• _Description of the task_:
The data below is to be returned in full and exactly.

══ Record set

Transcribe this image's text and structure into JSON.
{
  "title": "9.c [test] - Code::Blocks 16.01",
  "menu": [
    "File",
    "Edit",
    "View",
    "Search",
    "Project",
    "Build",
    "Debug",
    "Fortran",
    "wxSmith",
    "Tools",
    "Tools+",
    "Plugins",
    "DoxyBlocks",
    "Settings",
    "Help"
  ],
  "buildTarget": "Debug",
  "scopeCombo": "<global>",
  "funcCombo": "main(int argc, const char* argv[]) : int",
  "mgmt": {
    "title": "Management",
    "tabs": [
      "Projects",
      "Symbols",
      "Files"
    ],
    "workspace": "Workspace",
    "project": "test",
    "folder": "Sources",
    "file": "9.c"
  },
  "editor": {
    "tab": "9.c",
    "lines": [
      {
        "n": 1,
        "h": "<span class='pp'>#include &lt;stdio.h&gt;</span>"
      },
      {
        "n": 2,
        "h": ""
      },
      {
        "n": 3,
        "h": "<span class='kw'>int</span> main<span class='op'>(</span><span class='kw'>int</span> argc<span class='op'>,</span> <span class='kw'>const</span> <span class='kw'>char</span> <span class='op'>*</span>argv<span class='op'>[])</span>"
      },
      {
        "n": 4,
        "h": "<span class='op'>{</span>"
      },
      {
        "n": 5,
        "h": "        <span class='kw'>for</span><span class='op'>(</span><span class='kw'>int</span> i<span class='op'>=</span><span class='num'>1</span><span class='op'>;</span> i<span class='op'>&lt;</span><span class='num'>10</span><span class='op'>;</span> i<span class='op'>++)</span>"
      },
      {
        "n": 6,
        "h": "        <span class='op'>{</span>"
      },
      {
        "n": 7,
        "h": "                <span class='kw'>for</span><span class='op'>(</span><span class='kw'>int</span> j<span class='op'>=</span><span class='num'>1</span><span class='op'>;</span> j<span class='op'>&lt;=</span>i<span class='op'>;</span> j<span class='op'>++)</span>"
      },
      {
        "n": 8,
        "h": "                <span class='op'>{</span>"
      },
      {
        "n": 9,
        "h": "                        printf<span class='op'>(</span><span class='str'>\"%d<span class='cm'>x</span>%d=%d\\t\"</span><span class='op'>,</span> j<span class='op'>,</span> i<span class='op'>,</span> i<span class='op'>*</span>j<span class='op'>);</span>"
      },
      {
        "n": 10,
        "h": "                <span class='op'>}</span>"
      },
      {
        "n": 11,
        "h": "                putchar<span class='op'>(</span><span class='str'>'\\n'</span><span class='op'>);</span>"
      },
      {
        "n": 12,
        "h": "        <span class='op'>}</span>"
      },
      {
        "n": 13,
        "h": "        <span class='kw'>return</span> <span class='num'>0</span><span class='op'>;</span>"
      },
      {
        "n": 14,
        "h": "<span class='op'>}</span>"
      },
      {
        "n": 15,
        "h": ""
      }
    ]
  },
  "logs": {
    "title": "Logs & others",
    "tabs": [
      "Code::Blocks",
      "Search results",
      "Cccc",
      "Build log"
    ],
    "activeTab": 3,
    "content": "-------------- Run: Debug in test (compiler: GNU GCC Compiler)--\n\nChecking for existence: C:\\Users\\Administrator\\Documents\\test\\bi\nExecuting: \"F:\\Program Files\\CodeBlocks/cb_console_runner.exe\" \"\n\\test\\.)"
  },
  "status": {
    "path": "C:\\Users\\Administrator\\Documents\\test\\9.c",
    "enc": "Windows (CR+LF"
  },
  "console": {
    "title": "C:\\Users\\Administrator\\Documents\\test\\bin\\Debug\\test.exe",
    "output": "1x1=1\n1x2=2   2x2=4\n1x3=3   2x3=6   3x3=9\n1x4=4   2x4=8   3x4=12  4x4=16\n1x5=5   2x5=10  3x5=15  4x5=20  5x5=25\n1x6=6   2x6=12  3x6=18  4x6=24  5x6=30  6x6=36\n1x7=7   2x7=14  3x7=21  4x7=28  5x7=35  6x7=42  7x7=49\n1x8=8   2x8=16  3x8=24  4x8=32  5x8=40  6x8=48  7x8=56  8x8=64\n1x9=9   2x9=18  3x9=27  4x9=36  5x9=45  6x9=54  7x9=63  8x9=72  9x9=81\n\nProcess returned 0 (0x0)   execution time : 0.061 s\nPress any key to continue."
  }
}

════

• _Answer for the task_:
Transcribe this image's text and structure into JSON.
{
  "title": "9.c [test] - Code::Blocks 16.01",
  "menu": [
    "File",
    "Edit",
    "View",
    "Search",
    "Project",
    "Build",
    "Debug",
    "Fortran",
    "wxSmith",
    "Tools",
    "Tools+",
    "Plugins",
    "DoxyBlocks",
    "Settings",
    "Help"
  ],
  "buildTarget": "Debug",
  "scopeCombo": "<global>",
  "funcCombo": "main(int argc, const char* argv[]) : int",
  "mgmt": {
    "title": "Management",
    "tabs": [
      "Projects",
      "Symbols",
      "Files"
    ],
    "workspace": "Workspace",
    "project": "test",
    "folder": "Sources",
    "file": "9.c"
  },
  "editor": {
    "tab": "9.c",
    "lines": [
      {
        "n": 1,
        "h": "<span class='pp'>#include &lt;stdio.h&gt;</span>"
      },
      {
        "n": 2,
        "h": ""
      },
      {
        "n": 3,
        "h": "<span class='kw'>int</span> main<span class='op'>(</span><span class='kw'>int</span> argc<span class='op'>,</span> <span class='kw'>const</span> <span class='kw'>char</span> <span class='op'>*</span>argv<span class='op'>[])</span>"
      },
      {
        "n": 4,
        "h": "<span class='op'>{</span>"
      },
      {
        "n": 5,
        "h": "        <span class='kw'>for</span><span class='op'>(</span><span class='kw'>int</span> i<span class='op'>=</span><span class='num'>1</span><span class='op'>;</span> i<span class='op'>&lt;</span><span class='num'>10</span><span class='op'>;</span> i<span class='op'>++)</span>"
      },
      {
        "n": 6,
        "h": "        <span class='op'>{</span>"
      },
      {
        "n": 7,
        "h": "                <span class='kw'>for</span><span class='op'>(</span><span class='kw'>int</span> j<span class='op'>=</span><span class='num'>1</span><span class='op'>;</span> j<span class='op'>&lt;=</span>i<span class='op'>;</span> j<span class='op'>++)</span>"
      },
      {
        "n": 8,
        "h": "                <span class='op'>{</span>"
      },
      {
        "n": 9,
        "h": "                        printf<span class='op'>(</span><span class='str'>\"%d<span class='cm'>x</span>%d=%d\\t\"</span><span class='op'>,</span> j<span class='op'>,</span> i<span class='op'>,</span> i<span class='op'>*</span>j<span class='op'>);</span>"
      },
      {
        "n": 10,
        "h": "                <span class='op'>}</span>"
      },
      {
        "n": 11,
        "h": "                putchar<span class='op'>(</span><span class='str'>'\\n'</span><span class='op'>);</span>"
      },
      {
        "n": 12,
        "h": "        <span class='op'>}</span>"
      },
      {
        "n": 13,
        "h": "        <span class='kw'>return</span> <span class='num'>0</span><span class='op'>;</span>"
      },
      {
        "n": 14,
        "h": "<span class='op'>}</span>"
      },
      {
        "n": 15,
        "h": ""
      }
    ]
  },
  "logs": {
    "title": "Logs & others",
    "tabs": [
      "Code::Blocks",
      "Search results",
      "Cccc",
      "Build log"
    ],
    "activeTab": 3,
    "content": "-------------- Run: Debug in test (compiler: GNU GCC Compiler)--\n\nChecking for existence: C:\\Users\\Administrator\\Documents\\test\\bi\nExecuting: \"F:\\Program Files\\CodeBlocks/cb_console_runner.exe\" \"\n\\test\\.)"
  },
  "status": {
    "path": "C:\\Users\\Administrator\\Documents\\test\\9.c",
    "enc": "Windows (CR+LF"
  },
  "console": {
    "title": "C:\\Users\\Administrator\\Documents\\test\\bin\\Debug\\test.exe",
    "output": "1x1=1\n1x2=2   2x2=4\n1x3=3   2x3=6   3x3=9\n1x4=4   2x4=8   3x4=12  4x4=16\n1x5=5   2x5=10  3x5=15  4x5=20  5x5=25\n1x6=6   2x6=12  3x6=18  4x6=24  5x6=30  6x6=36\n1x7=7   2x7=14  3x7=21  4x7=28  5x7=35  6x7=42  7x7=49\n1x8=8   2x8=16  3x8=24  4x8=32  5x8=40  6x8=48  7x8=56  8x8=64\n1x9=9   2x9=18  3x9=27  4x9=36  5x9=45  6x9=54  7x9=63  8x9=72  9x9=81\n\nProcess returned 0 (0x0)   execution time : 0.061 s\nPress any key to continue."
  }
}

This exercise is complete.